___ Input records ___

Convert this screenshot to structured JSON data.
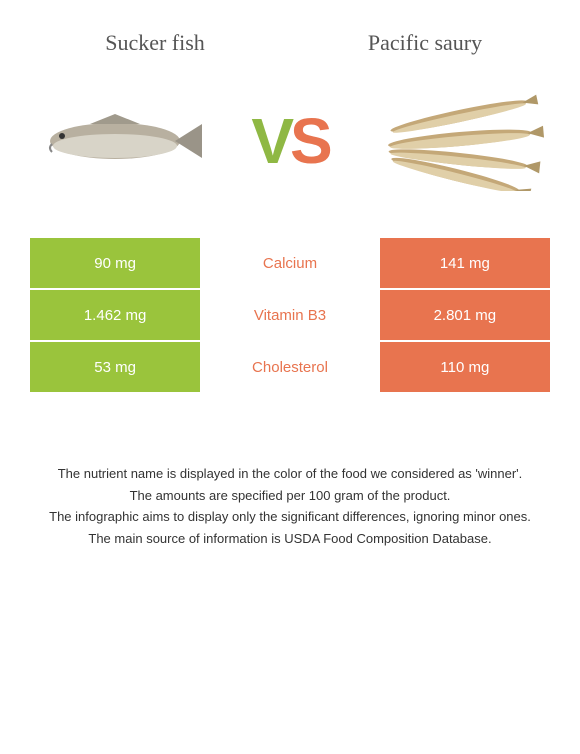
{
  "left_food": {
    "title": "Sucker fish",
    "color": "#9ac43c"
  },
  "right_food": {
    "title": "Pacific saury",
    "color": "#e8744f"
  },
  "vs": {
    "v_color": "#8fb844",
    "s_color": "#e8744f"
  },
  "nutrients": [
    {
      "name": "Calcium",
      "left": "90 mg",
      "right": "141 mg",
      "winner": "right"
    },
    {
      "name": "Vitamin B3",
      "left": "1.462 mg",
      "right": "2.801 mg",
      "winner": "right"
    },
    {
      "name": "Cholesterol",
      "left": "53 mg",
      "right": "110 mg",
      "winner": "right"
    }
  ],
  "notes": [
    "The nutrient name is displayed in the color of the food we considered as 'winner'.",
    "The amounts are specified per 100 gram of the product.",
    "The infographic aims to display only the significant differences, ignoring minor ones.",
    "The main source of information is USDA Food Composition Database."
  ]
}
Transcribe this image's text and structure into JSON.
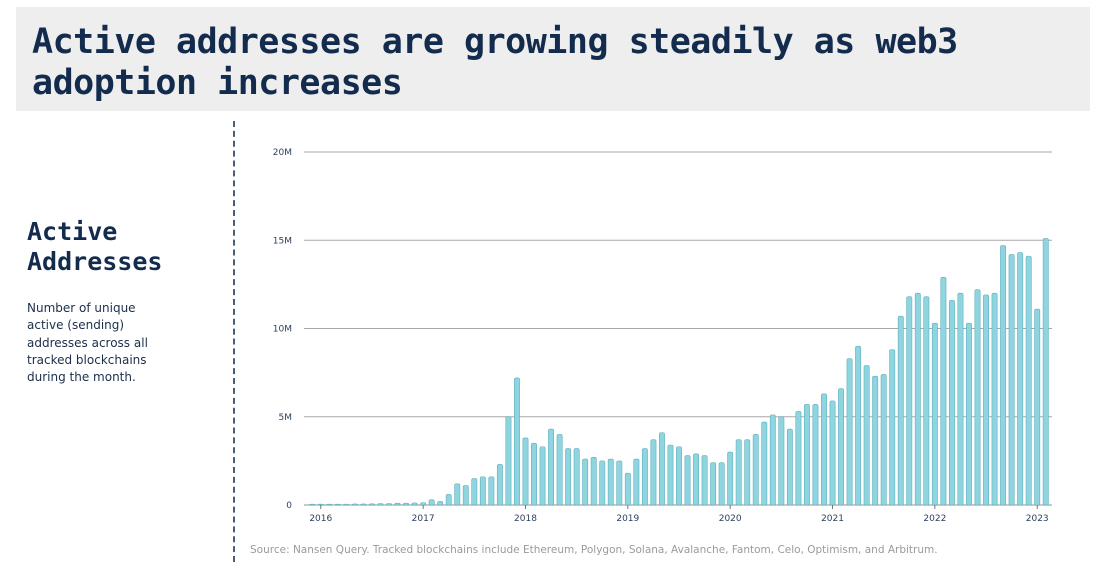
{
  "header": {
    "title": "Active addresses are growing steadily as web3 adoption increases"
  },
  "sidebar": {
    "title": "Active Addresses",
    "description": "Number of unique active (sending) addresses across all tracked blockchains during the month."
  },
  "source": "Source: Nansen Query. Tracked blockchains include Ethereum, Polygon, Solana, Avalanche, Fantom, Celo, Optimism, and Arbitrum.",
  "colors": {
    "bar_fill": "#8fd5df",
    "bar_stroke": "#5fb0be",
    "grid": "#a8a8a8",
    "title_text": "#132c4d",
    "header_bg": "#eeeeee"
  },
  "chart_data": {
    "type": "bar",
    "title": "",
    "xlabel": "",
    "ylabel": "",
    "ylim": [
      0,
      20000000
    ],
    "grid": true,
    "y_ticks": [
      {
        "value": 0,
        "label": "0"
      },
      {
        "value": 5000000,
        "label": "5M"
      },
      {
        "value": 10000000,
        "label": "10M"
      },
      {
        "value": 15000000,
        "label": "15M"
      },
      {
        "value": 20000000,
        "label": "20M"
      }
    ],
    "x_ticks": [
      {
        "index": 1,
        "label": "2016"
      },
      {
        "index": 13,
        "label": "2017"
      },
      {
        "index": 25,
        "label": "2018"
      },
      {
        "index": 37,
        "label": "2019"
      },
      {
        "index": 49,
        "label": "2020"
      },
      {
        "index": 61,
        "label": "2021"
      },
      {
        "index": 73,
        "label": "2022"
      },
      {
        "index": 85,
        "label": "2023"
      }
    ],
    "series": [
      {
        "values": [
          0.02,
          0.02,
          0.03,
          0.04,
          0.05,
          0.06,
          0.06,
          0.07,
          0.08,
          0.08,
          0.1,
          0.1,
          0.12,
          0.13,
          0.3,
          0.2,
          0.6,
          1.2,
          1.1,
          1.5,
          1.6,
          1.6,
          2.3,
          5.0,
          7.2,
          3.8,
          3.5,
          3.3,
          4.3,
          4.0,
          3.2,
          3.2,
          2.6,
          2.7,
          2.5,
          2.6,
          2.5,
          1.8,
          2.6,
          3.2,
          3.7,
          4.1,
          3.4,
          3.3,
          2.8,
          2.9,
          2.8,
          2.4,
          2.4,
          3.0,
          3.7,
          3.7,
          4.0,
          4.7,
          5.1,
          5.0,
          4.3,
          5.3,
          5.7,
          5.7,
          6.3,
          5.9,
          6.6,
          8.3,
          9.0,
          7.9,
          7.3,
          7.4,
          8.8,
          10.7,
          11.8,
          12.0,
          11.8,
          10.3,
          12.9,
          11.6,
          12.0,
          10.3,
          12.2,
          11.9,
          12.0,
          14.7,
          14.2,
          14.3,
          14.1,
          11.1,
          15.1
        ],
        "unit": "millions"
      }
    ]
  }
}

___

_Aim:_
In your copy of the listing above, reproduce each line exactly and omit all pictures.

_Answer to this exercise:_
Convert this screenshot to structured JSON data.
{
  "left_food": {
    "title": "Sucker fish",
    "color": "#9ac43c"
  },
  "right_food": {
    "title": "Pacific saury",
    "color": "#e8744f"
  },
  "vs": {
    "v_color": "#8fb844",
    "s_color": "#e8744f"
  },
  "nutrients": [
    {
      "name": "Calcium",
      "left": "90 mg",
      "right": "141 mg",
      "winner": "right"
    },
    {
      "name": "Vitamin B3",
      "left": "1.462 mg",
      "right": "2.801 mg",
      "winner": "right"
    },
    {
      "name": "Cholesterol",
      "left": "53 mg",
      "right": "110 mg",
      "winner": "right"
    }
  ],
  "notes": [
    "The nutrient name is displayed in the color of the food we considered as 'winner'.",
    "The amounts are specified per 100 gram of the product.",
    "The infographic aims to display only the significant differences, ignoring minor ones.",
    "The main source of information is USDA Food Composition Database."
  ]
}
Transcribe this image's text and structure into JSON.
{
  "header": {
    "title": "Active addresses are growing steadily as web3 adoption increases"
  },
  "sidebar": {
    "title": "Active Addresses",
    "description": "Number of unique active (sending) addresses across all tracked blockchains during the month."
  },
  "source": "Source: Nansen Query. Tracked blockchains include Ethereum, Polygon, Solana, Avalanche, Fantom, Celo, Optimism, and Arbitrum.",
  "colors": {
    "bar_fill": "#8fd5df",
    "bar_stroke": "#5fb0be",
    "grid": "#a8a8a8",
    "title_text": "#132c4d",
    "header_bg": "#eeeeee"
  },
  "chart_data": {
    "type": "bar",
    "title": "",
    "xlabel": "",
    "ylabel": "",
    "ylim": [
      0,
      20000000
    ],
    "grid": true,
    "y_ticks": [
      {
        "value": 0,
        "label": "0"
      },
      {
        "value": 5000000,
        "label": "5M"
      },
      {
        "value": 10000000,
        "label": "10M"
      },
      {
        "value": 15000000,
        "label": "15M"
      },
      {
        "value": 20000000,
        "label": "20M"
      }
    ],
    "x_ticks": [
      {
        "index": 1,
        "label": "2016"
      },
      {
        "index": 13,
        "label": "2017"
      },
      {
        "index": 25,
        "label": "2018"
      },
      {
        "index": 37,
        "label": "2019"
      },
      {
        "index": 49,
        "label": "2020"
      },
      {
        "index": 61,
        "label": "2021"
      },
      {
        "index": 73,
        "label": "2022"
      },
      {
        "index": 85,
        "label": "2023"
      }
    ],
    "series": [
      {
        "values": [
          0.02,
          0.02,
          0.03,
          0.04,
          0.05,
          0.06,
          0.06,
          0.07,
          0.08,
          0.08,
          0.1,
          0.1,
          0.12,
          0.13,
          0.3,
          0.2,
          0.6,
          1.2,
          1.1,
          1.5,
          1.6,
          1.6,
          2.3,
          5.0,
          7.2,
          3.8,
          3.5,
          3.3,
          4.3,
          4.0,
          3.2,
          3.2,
          2.6,
          2.7,
          2.5,
          2.6,
          2.5,
          1.8,
          2.6,
          3.2,
          3.7,
          4.1,
          3.4,
          3.3,
          2.8,
          2.9,
          2.8,
          2.4,
          2.4,
          3.0,
          3.7,
          3.7,
          4.0,
          4.7,
          5.1,
          5.0,
          4.3,
          5.3,
          5.7,
          5.7,
          6.3,
          5.9,
          6.6,
          8.3,
          9.0,
          7.9,
          7.3,
          7.4,
          8.8,
          10.7,
          11.8,
          12.0,
          11.8,
          10.3,
          12.9,
          11.6,
          12.0,
          10.3,
          12.2,
          11.9,
          12.0,
          14.7,
          14.2,
          14.3,
          14.1,
          11.1,
          15.1
        ],
        "unit": "millions"
      }
    ]
  }
}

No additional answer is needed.